** begin **
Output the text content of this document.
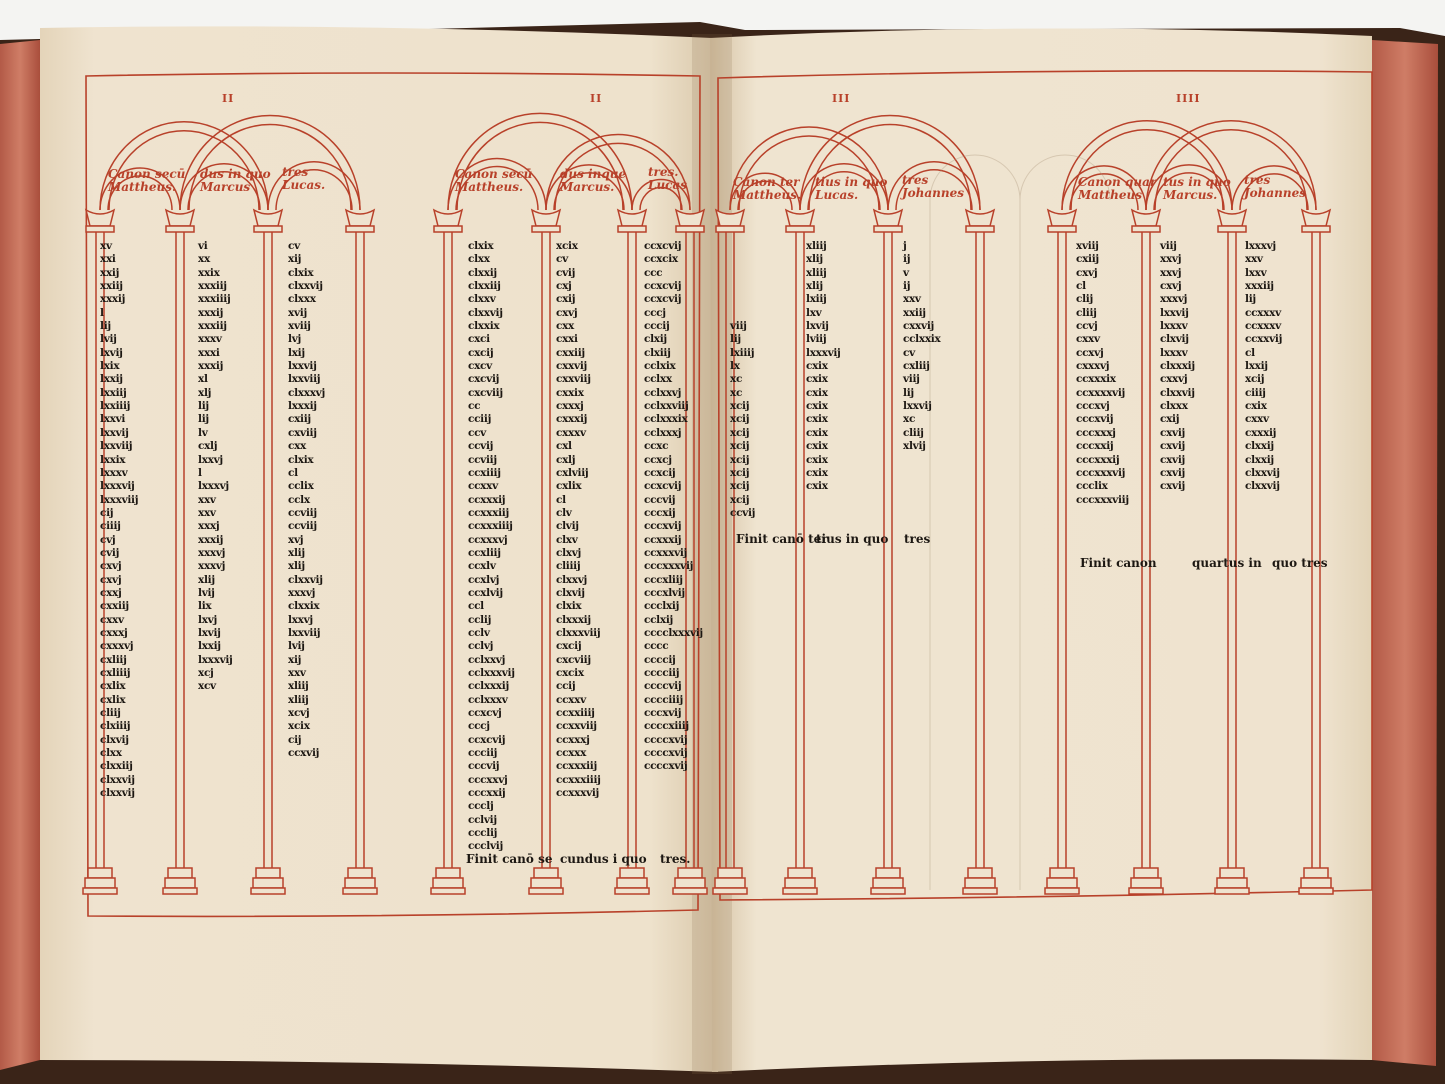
II
Canon secū
Mattheus.
dus in quo
Marcus
tres
Lucas.
xv
xxi
xxij
xxiij
xxxij
l
lij
lvij
lxvij
lxix
lxxij
lxxiij
lxxiiij
lxxvi
lxxvij
lxxviij
lxxix
lxxxv
lxxxvij
lxxxviij
cij
ciiij
cvj
cvij
cxvj
cxvj
cxxj
cxxiij
cxxv
cxxxj
cxxxvj
cxliij
cxliiij
cxlix
cxlix
cliij
clxiiij
clxvij
clxx
clxxiij
clxxvij
clxxvij
vi
xx
xxix
xxxiij
xxxiiij
xxxij
xxxiij
xxxv
xxxi
xxxij
xl
xlj
lij
lij
lv
cxlj
lxxvj
l
lxxxvj
xxv
xxv
xxxj
xxxij
xxxvj
xxxvj
xlij
lvij
lix
lxvj
lxvij
lxxij
lxxxvij
xcj
xcv
cv
xij
clxix
clxxvij
clxxx
xvij
xviij
lvj
lxij
lxxvij
lxxviij
clxxxvj
lxxxij
cxiij
cxviij
cxx
clxix
cl
cclix
cclx
ccviij
ccviij
xvj
xlij
xlij
clxxvij
xxxvj
clxxix
lxxvj
lxxviij
lvij
xij
xxv
xliij
xliij
xcvj
xcix
cij
ccxvij
II
Canon secū
Mattheus.
dus inque
Marcus.
tres.
Lucas
clxix
clxx
clxxij
clxxiij
clxxv
clxxvij
clxxix
cxci
cxcij
cxcv
cxcvij
cxcviij
cc
cciij
ccv
ccvij
ccviij
ccxiiij
ccxxv
ccxxxij
ccxxxiij
ccxxxiiij
ccxxxvj
ccxliij
ccxlv
ccxlvj
ccxlvij
ccl
cclij
cclv
cclvj
cclxxvj
cclxxxvij
cclxxxij
cclxxxv
ccxcvj
cccj
ccxcvij
ccciij
cccvij
cccxxvj
cccxxij
ccclj
cclvij
ccclij
ccclvij
xcix
cv
cvij
cxj
cxij
cxvj
cxx
cxxi
cxxiij
cxxvij
cxxviij
cxxix
cxxxj
cxxxij
cxxxv
cxl
cxlj
cxlviij
cxlix
cl
clv
clvij
clxv
clxvj
cliiij
clxxvj
clxvij
clxix
clxxxij
clxxxviij
cxcij
cxcviij
cxcix
ccij
ccxxv
ccxxiiij
ccxxviij
ccxxxj
ccxxx
ccxxxiij
ccxxxiiij
ccxxxvij
ccxcvij
ccxcix
ccc
ccxcvij
ccxcvij
cccj
cccij
clxij
clxiij
cclxix
cclxx
cclxxvj
cclxxviij
cclxxxix
cclxxxj
ccxc
ccxcj
ccxcij
ccxcvij
cccvij
cccxij
cccxvij
ccxxxij
ccxxxvij
cccxxxvij
cccxliij
cccxlvij
ccclxij
cclxij
cccclxxxvij
cccc
ccccij
cccciij
ccccvij
cccciiij
cccxvij
ccccxiiij
ccccxvij
ccccxvij
ccccxvij
Finit canō se cundus i quo tres.
III
Canon ter
Mattheus.
tius in quo
Lucas.
tres
Johannes
viij
lij
lxiiij
lx
xc
xc
xcij
xcij
xcij
xcij
xcij
xcij
xcij
xcij
ccvij
xliij
xlij
xliij
xlij
lxiij
lxv
lxvij
lviij
lxxxvij
cxix
cxix
cxix
cxix
cxix
cxix
cxix
cxix
cxix
cxix
j
ij
v
ij
xxv
xxiij
cxxvij
cclxxix
cv
cxliij
viij
lij
lxxvij
xc
cliij
xlvij
Finit canō ter
tius in quo tres
IIII
Canon quar
Mattheus
tus in quo
Marcus.
tres
Johannes
xviij
cxiij
cxvj
cl
clij
cliij
ccvj
cxxv
ccxvj
cxxxvj
ccxxxix
ccxxxxvij
cccxvj
cccxvij
cccxxxj
cccxxij
cccxxxij
cccxxxvij
ccclix
cccxxxviij
viij
xxvj
xxvj
cxvj
xxxvj
lxxvij
lxxxv
clxvij
lxxxv
clxxxij
cxxvj
clxxvij
clxxx
cxij
cxvij
cxvij
cxvij
cxvij
cxvij
lxxxvj
xxv
lxxv
xxxiij
lij
ccxxxv
ccxxxv
ccxxvij
cl
lxxij
xcij
ciiij
cxix
cxxv
cxxxij
clxxij
clxxij
clxxvij
clxxvij
Finit canon	quartus in quo tres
** end **
• [REQUIRED WORK]:
Copy every line of the data exactly as written, excluding the pictures.

• [COMPLETED TASK]:
Output the text content of this document.
II
Canon secū
Mattheus.
dus in quo
Marcus
tres
Lucas.
xv
xxi
xxij
xxiij
xxxij
l
lij
lvij
lxvij
lxix
lxxij
lxxiij
lxxiiij
lxxvi
lxxvij
lxxviij
lxxix
lxxxv
lxxxvij
lxxxviij
cij
ciiij
cvj
cvij
cxvj
cxvj
cxxj
cxxiij
cxxv
cxxxj
cxxxvj
cxliij
cxliiij
cxlix
cxlix
cliij
clxiiij
clxvij
clxx
clxxiij
clxxvij
clxxvij
vi
xx
xxix
xxxiij
xxxiiij
xxxij
xxxiij
xxxv
xxxi
xxxij
xl
xlj
lij
lij
lv
cxlj
lxxvj
l
lxxxvj
xxv
xxv
xxxj
xxxij
xxxvj
xxxvj
xlij
lvij
lix
lxvj
lxvij
lxxij
lxxxvij
xcj
xcv
cv
xij
clxix
clxxvij
clxxx
xvij
xviij
lvj
lxij
lxxvij
lxxviij
clxxxvj
lxxxij
cxiij
cxviij
cxx
clxix
cl
cclix
cclx
ccviij
ccviij
xvj
xlij
xlij
clxxvij
xxxvj
clxxix
lxxvj
lxxviij
lvij
xij
xxv
xliij
xliij
xcvj
xcix
cij
ccxvij
II
Canon secū
Mattheus.
dus inque
Marcus.
tres.
Lucas
clxix
clxx
clxxij
clxxiij
clxxv
clxxvij
clxxix
cxci
cxcij
cxcv
cxcvij
cxcviij
cc
cciij
ccv
ccvij
ccviij
ccxiiij
ccxxv
ccxxxij
ccxxxiij
ccxxxiiij
ccxxxvj
ccxliij
ccxlv
ccxlvj
ccxlvij
ccl
cclij
cclv
cclvj
cclxxvj
cclxxxvij
cclxxxij
cclxxxv
ccxcvj
cccj
ccxcvij
ccciij
cccvij
cccxxvj
cccxxij
ccclj
cclvij
ccclij
ccclvij
xcix
cv
cvij
cxj
cxij
cxvj
cxx
cxxi
cxxiij
cxxvij
cxxviij
cxxix
cxxxj
cxxxij
cxxxv
cxl
cxlj
cxlviij
cxlix
cl
clv
clvij
clxv
clxvj
cliiij
clxxvj
clxvij
clxix
clxxxij
clxxxviij
cxcij
cxcviij
cxcix
ccij
ccxxv
ccxxiiij
ccxxviij
ccxxxj
ccxxx
ccxxxiij
ccxxxiiij
ccxxxvij
ccxcvij
ccxcix
ccc
ccxcvij
ccxcvij
cccj
cccij
clxij
clxiij
cclxix
cclxx
cclxxvj
cclxxviij
cclxxxix
cclxxxj
ccxc
ccxcj
ccxcij
ccxcvij
cccvij
cccxij
cccxvij
ccxxxij
ccxxxvij
cccxxxvij
cccxliij
cccxlvij
ccclxij
cclxij
cccclxxxvij
cccc
ccccij
cccciij
ccccvij
cccciiij
cccxvij
ccccxiiij
ccccxvij
ccccxvij
ccccxvij
Finit canō se cundus i quo tres.
III
Canon ter
Mattheus.
tius in quo
Lucas.
tres
Johannes
viij
lij
lxiiij
lx
xc
xc
xcij
xcij
xcij
xcij
xcij
xcij
xcij
xcij
ccvij
xliij
xlij
xliij
xlij
lxiij
lxv
lxvij
lviij
lxxxvij
cxix
cxix
cxix
cxix
cxix
cxix
cxix
cxix
cxix
cxix
j
ij
v
ij
xxv
xxiij
cxxvij
cclxxix
cv
cxliij
viij
lij
lxxvij
xc
cliij
xlvij
Finit canō ter
tius in quo tres
IIII
Canon quar
Mattheus
tus in quo
Marcus.
tres
Johannes
xviij
cxiij
cxvj
cl
clij
cliij
ccvj
cxxv
ccxvj
cxxxvj
ccxxxix
ccxxxxvij
cccxvj
cccxvij
cccxxxj
cccxxij
cccxxxij
cccxxxvij
ccclix
cccxxxviij
viij
xxvj
xxvj
cxvj
xxxvj
lxxvij
lxxxv
clxvij
lxxxv
clxxxij
cxxvj
clxxvij
clxxx
cxij
cxvij
cxvij
cxvij
cxvij
cxvij
lxxxvj
xxv
lxxv
xxxiij
lij
ccxxxv
ccxxxv
ccxxvij
cl
lxxij
xcij
ciiij
cxix
cxxv
cxxxij
clxxij
clxxij
clxxvij
clxxvij
Finit canon	quartus in quo tres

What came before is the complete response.